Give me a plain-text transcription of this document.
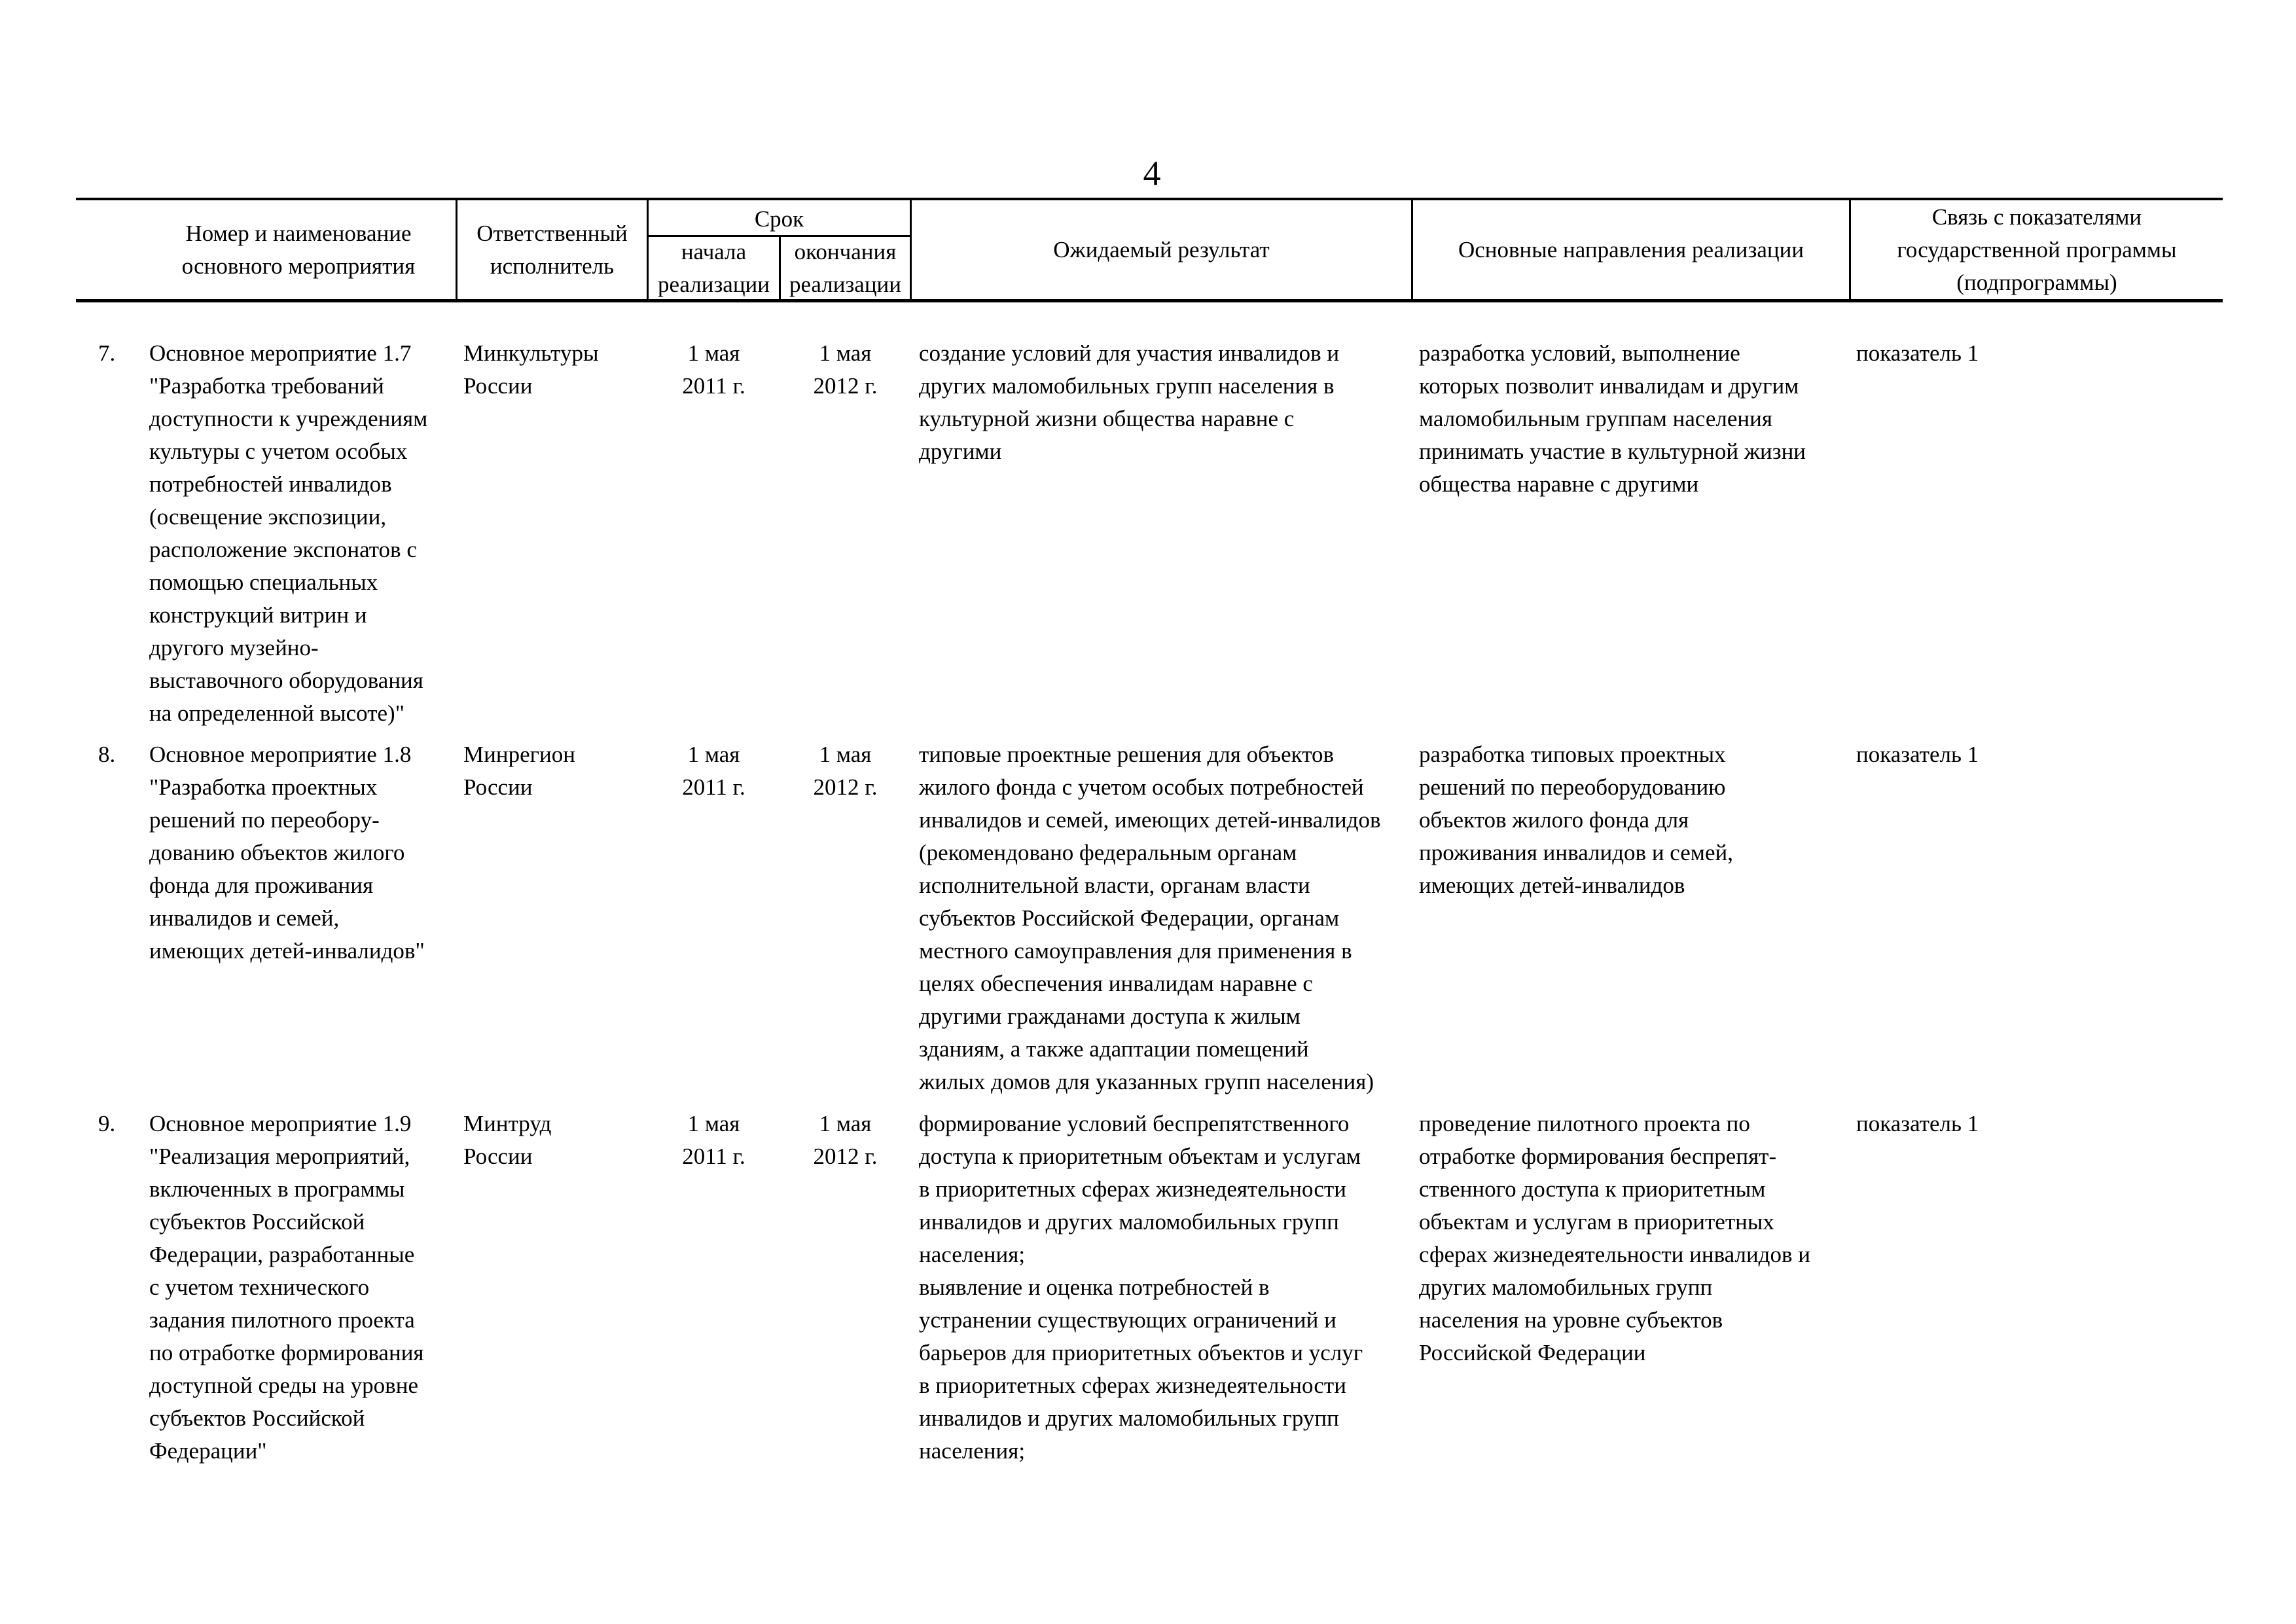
4
Номер и наименование
основного мероприятия
Ответственный
исполнитель
Срок
начала
реализации
окончания
реализации
Ожидаемый результат	Основные направления реализации
Связь с показателями
государственной программы
(подпрограммы)
7. Основное мероприятие 1.7
"Разработка требований
доступности к учреждениям
культуры с учетом особых
потребностей инвалидов
(освещение экспозиции,
расположение экспонатов с
помощью специальных
конструкций витрин и
другого музейно-
выставочного оборудования
на определенной высоте)"
Минкультуры
России
1 мая
2011 г.
1 мая
2012 г.
создание условий для участия инвалидов и
других маломобильных групп населения в
культурной жизни общества наравне с
другими
разработка условий, выполнение
которых позволит инвалидам и другим
маломобильным группам населения
принимать участие в культурной жизни
общества наравне с другими
показатель 1
8. Основное мероприятие 1.8
"Разработка проектных
решений по переобору-
дованию объектов жилого
фонда для проживания
инвалидов и семей,
имеющих детей-инвалидов"
Минрегион
России
1 мая
2011 г.
1 мая
2012 г.
типовые проектные решения для объектов
жилого фонда с учетом особых потребностей
инвалидов и семей, имеющих детей-инвалидов
(рекомендовано федеральным органам
исполнительной власти, органам власти
субъектов Российской Федерации, органам
местного самоуправления для применения в
целях обеспечения инвалидам наравне с
другими гражданами доступа к жилым
зданиям, а также адаптации помещений
жилых домов для указанных групп населения)
разработка типовых проектных
решений по переоборудованию
объектов жилого фонда для
проживания инвалидов и семей,
имеющих детей-инвалидов
показатель 1
9. Основное мероприятие 1.9
"Реализация мероприятий,
включенных в программы
субъектов Российской
Федерации, разработанные
с учетом технического
задания пилотного проекта
по отработке формирования
доступной среды на уровне
субъектов Российской
Федерации"
Минтруд
России
1 мая
2011 г.
1 мая
2012 г.
формирование условий беспрепятственного
доступа к приоритетным объектам и услугам
в приоритетных сферах жизнедеятельности
инвалидов и других маломобильных групп
населения;
выявление и оценка потребностей в
устранении существующих ограничений и
барьеров для приоритетных объектов и услуг
в приоритетных сферах жизнедеятельности
инвалидов и других маломобильных групп
населения;
проведение пилотного проекта по
отработке формирования беспрепят-
ственного доступа к приоритетным
объектам и услугам в приоритетных
сферах жизнедеятельности инвалидов и
других маломобильных групп
населения на уровне субъектов
Российской Федерации
показатель 1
______
▶ [Exercise instructions]: Write out every line above exactly as it is, leaving out the pictures.

▶ [Result for this exercise]:
Give me a plain-text transcription of this document.
4
Номер и наименование
основного мероприятия
Ответственный
исполнитель
Срок
начала
реализации
окончания
реализации
Ожидаемый результат	Основные направления реализации
Связь с показателями
государственной программы
(подпрограммы)
7. Основное мероприятие 1.7
"Разработка требований
доступности к учреждениям
культуры с учетом особых
потребностей инвалидов
(освещение экспозиции,
расположение экспонатов с
помощью специальных
конструкций витрин и
другого музейно-
выставочного оборудования
на определенной высоте)"
Минкультуры
России
1 мая
2011 г.
1 мая
2012 г.
создание условий для участия инвалидов и
других маломобильных групп населения в
культурной жизни общества наравне с
другими
разработка условий, выполнение
которых позволит инвалидам и другим
маломобильным группам населения
принимать участие в культурной жизни
общества наравне с другими
показатель 1
8. Основное мероприятие 1.8
"Разработка проектных
решений по переобору-
дованию объектов жилого
фонда для проживания
инвалидов и семей,
имеющих детей-инвалидов"
Минрегион
России
1 мая
2011 г.
1 мая
2012 г.
типовые проектные решения для объектов
жилого фонда с учетом особых потребностей
инвалидов и семей, имеющих детей-инвалидов
(рекомендовано федеральным органам
исполнительной власти, органам власти
субъектов Российской Федерации, органам
местного самоуправления для применения в
целях обеспечения инвалидам наравне с
другими гражданами доступа к жилым
зданиям, а также адаптации помещений
жилых домов для указанных групп населения)
разработка типовых проектных
решений по переоборудованию
объектов жилого фонда для
проживания инвалидов и семей,
имеющих детей-инвалидов
показатель 1
9. Основное мероприятие 1.9
"Реализация мероприятий,
включенных в программы
субъектов Российской
Федерации, разработанные
с учетом технического
задания пилотного проекта
по отработке формирования
доступной среды на уровне
субъектов Российской
Федерации"
Минтруд
России
1 мая
2011 г.
1 мая
2012 г.
формирование условий беспрепятственного
доступа к приоритетным объектам и услугам
в приоритетных сферах жизнедеятельности
инвалидов и других маломобильных групп
населения;
выявление и оценка потребностей в
устранении существующих ограничений и
барьеров для приоритетных объектов и услуг
в приоритетных сферах жизнедеятельности
инвалидов и других маломобильных групп
населения;
проведение пилотного проекта по
отработке формирования беспрепят-
ственного доступа к приоритетным
объектам и услугам в приоритетных
сферах жизнедеятельности инвалидов и
других маломобильных групп
населения на уровне субъектов
Российской Федерации
показатель 1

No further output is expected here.